--- Begin Given data ---

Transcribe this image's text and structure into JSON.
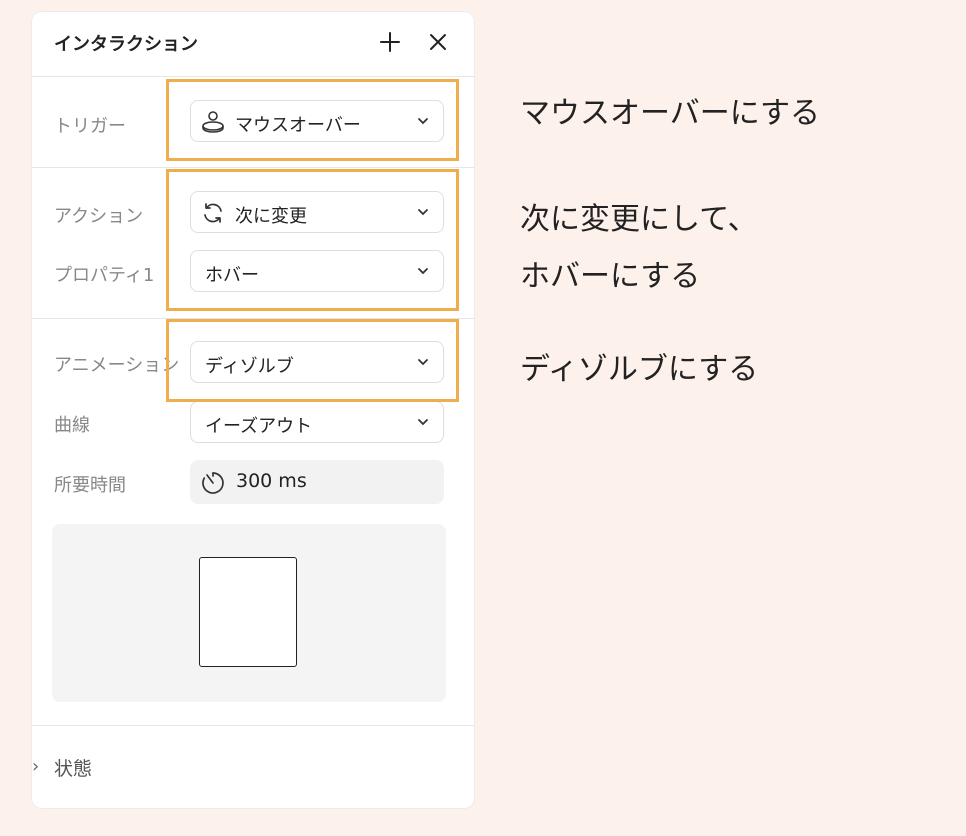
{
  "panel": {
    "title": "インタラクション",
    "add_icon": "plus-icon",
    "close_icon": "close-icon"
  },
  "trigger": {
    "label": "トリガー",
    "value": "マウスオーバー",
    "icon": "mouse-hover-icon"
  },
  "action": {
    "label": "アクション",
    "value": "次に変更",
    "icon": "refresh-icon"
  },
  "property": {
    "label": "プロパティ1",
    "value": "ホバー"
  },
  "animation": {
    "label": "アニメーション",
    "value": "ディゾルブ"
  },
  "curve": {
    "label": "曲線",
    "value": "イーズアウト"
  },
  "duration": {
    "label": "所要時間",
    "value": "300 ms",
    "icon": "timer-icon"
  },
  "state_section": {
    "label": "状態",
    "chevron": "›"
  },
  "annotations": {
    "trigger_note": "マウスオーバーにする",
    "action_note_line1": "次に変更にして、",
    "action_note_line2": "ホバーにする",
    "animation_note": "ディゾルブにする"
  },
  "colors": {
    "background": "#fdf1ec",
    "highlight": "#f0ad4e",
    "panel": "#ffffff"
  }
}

--- End Given data ---
--- Begin Given data ---

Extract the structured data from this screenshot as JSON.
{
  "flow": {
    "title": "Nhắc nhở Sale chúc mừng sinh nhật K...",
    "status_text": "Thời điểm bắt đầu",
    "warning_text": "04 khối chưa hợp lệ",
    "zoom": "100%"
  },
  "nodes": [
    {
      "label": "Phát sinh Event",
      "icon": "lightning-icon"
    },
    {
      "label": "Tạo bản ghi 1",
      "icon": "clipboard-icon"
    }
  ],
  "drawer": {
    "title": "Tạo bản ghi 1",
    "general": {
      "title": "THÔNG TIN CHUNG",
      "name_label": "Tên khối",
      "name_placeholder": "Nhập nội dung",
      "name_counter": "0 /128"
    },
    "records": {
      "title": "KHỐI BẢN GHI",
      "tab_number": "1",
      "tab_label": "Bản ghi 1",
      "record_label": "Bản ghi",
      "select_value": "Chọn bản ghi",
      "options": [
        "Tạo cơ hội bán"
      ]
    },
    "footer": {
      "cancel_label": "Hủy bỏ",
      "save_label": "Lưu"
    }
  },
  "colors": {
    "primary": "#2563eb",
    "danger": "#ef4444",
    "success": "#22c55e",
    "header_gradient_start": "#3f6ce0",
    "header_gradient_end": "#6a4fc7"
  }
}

--- End Given data ---
--- Begin Given data ---

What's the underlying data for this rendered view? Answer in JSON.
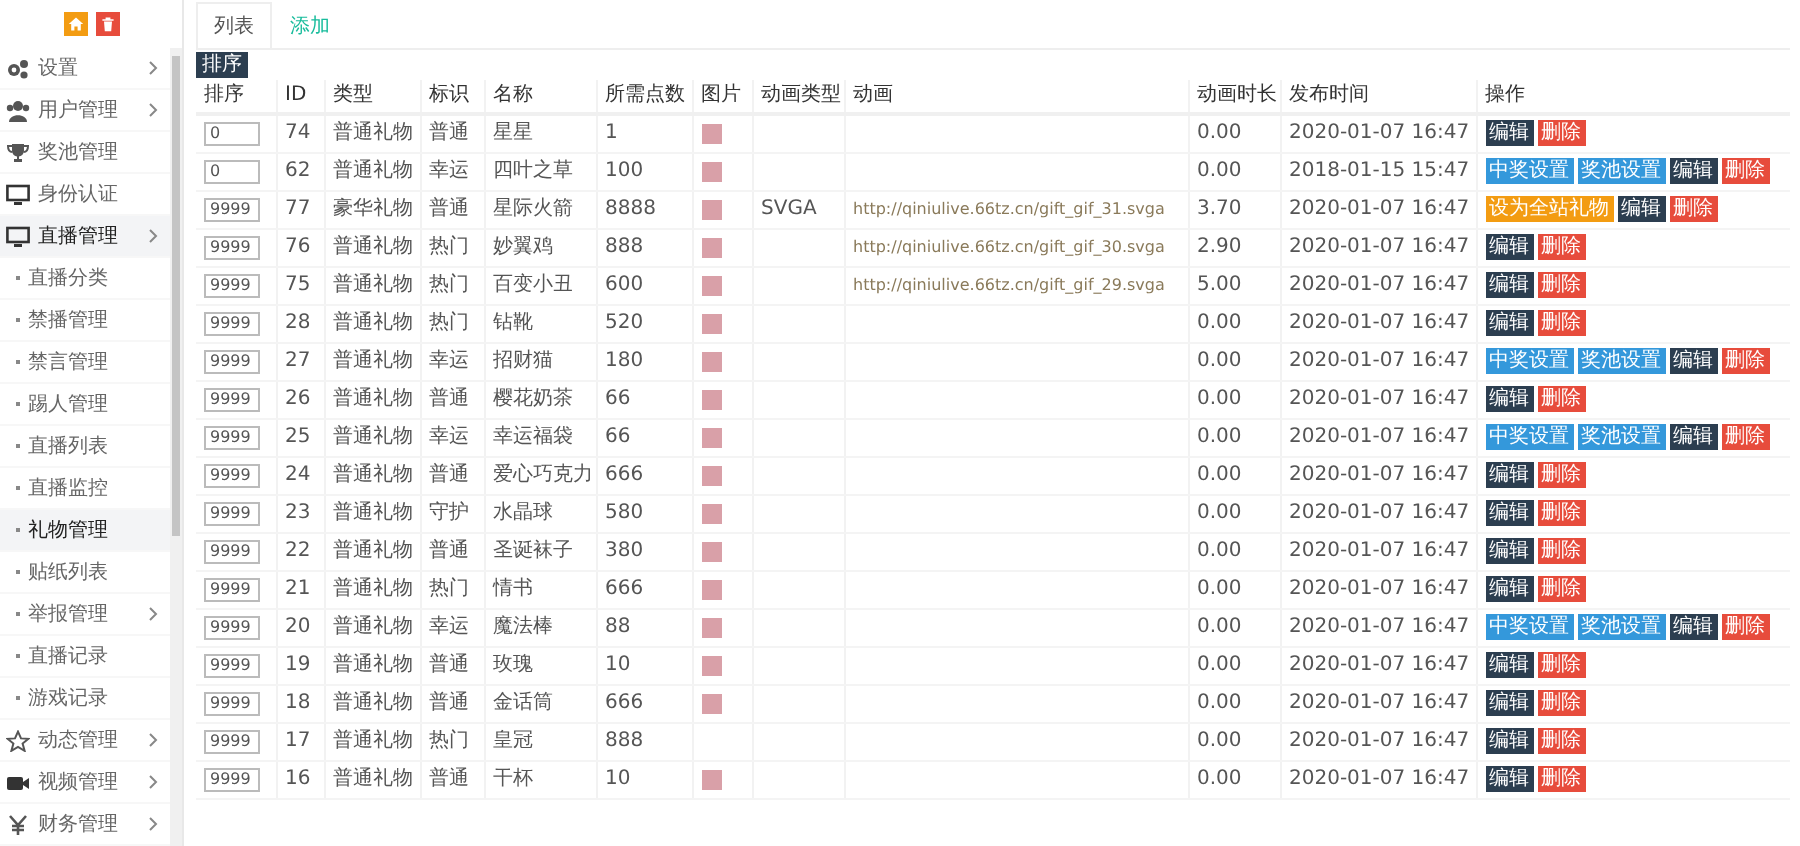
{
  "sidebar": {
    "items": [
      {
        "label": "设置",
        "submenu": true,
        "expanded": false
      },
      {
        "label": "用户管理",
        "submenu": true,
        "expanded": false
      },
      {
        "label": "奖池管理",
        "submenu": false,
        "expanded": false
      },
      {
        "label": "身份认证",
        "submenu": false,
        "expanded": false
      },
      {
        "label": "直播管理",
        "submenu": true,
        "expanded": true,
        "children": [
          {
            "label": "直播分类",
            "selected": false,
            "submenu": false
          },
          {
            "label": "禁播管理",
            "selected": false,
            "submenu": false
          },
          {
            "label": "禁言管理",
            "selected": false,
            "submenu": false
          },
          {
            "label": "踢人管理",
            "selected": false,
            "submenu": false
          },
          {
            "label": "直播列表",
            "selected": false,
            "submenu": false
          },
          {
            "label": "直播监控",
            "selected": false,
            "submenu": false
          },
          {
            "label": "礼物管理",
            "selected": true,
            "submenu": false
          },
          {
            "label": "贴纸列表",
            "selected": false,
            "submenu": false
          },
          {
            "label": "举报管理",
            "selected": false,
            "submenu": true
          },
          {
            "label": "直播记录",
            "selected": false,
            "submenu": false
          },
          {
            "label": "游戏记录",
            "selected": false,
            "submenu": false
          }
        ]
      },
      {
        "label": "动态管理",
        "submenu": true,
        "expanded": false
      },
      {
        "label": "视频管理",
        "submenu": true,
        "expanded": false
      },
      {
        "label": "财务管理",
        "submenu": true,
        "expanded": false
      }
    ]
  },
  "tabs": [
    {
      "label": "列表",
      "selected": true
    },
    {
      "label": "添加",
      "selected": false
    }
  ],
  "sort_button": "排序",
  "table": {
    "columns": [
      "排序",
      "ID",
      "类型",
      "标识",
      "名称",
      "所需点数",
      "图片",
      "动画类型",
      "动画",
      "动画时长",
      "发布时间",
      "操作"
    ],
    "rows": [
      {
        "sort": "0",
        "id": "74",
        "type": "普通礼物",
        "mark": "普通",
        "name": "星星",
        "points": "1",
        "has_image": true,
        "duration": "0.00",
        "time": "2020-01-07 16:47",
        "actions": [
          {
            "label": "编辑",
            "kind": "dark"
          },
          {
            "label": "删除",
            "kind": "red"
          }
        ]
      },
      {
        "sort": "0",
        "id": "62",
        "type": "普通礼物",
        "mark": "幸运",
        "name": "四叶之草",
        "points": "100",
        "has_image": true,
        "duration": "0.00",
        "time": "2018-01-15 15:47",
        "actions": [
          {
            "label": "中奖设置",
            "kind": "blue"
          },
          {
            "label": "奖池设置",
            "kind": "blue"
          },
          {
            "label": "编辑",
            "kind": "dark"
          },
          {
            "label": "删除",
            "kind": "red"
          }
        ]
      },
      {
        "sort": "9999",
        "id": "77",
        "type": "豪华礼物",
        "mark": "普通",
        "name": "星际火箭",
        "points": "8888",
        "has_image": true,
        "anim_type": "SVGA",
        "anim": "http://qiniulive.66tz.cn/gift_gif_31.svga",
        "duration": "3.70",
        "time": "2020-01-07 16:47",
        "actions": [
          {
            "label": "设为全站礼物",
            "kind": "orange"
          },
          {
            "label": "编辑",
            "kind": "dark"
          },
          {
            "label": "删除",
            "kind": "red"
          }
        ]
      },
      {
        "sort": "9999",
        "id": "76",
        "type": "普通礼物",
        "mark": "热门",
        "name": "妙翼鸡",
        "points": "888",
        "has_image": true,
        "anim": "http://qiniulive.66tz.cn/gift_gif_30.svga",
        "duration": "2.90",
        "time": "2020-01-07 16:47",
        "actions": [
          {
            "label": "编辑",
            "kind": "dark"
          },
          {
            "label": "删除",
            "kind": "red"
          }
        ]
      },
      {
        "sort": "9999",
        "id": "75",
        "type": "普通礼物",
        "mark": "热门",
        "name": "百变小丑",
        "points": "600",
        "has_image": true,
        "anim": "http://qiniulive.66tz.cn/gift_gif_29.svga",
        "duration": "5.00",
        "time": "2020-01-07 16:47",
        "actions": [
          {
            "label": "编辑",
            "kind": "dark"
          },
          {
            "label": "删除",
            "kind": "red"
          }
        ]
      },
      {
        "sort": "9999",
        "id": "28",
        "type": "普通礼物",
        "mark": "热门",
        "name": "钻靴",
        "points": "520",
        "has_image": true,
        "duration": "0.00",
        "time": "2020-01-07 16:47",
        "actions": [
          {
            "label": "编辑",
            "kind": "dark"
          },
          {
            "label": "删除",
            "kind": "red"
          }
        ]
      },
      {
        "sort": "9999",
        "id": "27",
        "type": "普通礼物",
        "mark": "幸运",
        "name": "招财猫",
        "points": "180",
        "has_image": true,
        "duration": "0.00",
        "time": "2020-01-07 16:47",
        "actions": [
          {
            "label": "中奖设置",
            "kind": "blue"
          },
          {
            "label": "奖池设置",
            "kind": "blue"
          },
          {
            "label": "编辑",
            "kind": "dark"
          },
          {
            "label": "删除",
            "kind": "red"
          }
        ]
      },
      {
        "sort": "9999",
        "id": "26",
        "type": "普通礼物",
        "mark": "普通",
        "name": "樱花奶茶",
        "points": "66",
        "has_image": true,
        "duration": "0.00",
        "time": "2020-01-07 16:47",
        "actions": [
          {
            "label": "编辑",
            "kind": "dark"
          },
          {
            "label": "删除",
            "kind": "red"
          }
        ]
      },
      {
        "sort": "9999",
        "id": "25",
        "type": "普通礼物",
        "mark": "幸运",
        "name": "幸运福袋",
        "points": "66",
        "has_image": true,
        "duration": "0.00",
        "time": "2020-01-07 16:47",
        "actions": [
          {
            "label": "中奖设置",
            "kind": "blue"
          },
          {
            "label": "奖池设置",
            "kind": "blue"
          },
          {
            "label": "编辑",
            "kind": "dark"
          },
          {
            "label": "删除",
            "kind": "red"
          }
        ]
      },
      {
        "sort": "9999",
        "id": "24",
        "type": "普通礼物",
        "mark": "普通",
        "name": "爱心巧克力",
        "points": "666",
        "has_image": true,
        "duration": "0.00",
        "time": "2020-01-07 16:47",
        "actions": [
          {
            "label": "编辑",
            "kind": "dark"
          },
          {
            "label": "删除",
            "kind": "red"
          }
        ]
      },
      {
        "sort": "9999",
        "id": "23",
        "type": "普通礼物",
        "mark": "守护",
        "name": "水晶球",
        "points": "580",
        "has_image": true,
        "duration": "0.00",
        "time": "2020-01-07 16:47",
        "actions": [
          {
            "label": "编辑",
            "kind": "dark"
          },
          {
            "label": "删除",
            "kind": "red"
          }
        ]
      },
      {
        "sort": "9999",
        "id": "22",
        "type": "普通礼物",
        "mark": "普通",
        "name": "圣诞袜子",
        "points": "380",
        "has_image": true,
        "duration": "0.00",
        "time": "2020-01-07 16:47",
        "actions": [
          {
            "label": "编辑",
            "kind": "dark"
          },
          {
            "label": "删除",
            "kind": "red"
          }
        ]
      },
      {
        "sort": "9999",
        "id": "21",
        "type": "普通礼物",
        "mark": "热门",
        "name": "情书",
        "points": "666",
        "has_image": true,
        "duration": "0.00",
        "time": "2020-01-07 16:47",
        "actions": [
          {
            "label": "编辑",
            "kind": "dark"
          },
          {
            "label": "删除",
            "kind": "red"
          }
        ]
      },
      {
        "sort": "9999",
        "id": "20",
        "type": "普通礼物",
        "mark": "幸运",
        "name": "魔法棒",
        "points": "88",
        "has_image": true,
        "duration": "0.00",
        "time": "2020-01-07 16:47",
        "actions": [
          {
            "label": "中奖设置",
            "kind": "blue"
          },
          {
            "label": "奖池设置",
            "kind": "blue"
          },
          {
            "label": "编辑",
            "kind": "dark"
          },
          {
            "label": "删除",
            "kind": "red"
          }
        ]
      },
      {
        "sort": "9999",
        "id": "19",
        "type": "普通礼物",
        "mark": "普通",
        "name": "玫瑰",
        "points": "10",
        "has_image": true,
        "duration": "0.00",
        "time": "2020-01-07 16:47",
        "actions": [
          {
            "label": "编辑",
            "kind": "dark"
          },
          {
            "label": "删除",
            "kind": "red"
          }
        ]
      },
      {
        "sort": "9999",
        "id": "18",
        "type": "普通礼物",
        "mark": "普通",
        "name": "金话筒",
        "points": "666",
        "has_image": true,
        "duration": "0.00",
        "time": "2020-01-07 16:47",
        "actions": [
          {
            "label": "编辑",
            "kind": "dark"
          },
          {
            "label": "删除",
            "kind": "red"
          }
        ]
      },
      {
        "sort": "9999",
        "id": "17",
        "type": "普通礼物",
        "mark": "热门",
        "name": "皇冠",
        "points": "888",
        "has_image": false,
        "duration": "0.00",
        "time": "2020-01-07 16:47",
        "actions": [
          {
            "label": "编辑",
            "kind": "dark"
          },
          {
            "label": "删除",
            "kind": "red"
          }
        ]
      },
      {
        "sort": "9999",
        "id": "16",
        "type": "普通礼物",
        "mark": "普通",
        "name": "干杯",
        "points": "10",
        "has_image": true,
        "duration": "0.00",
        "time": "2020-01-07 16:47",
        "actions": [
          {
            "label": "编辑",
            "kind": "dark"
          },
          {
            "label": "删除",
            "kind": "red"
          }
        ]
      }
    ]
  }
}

--- End Given data ---

- _Short problem_
Copy each line of the records that contains the word "JSON".

- _Task response_
Transcribe this image's text and structure into JSON.
Extract the structured data from this screenshot as JSON.
What's the underlying data for this rendered view? Answer in JSON.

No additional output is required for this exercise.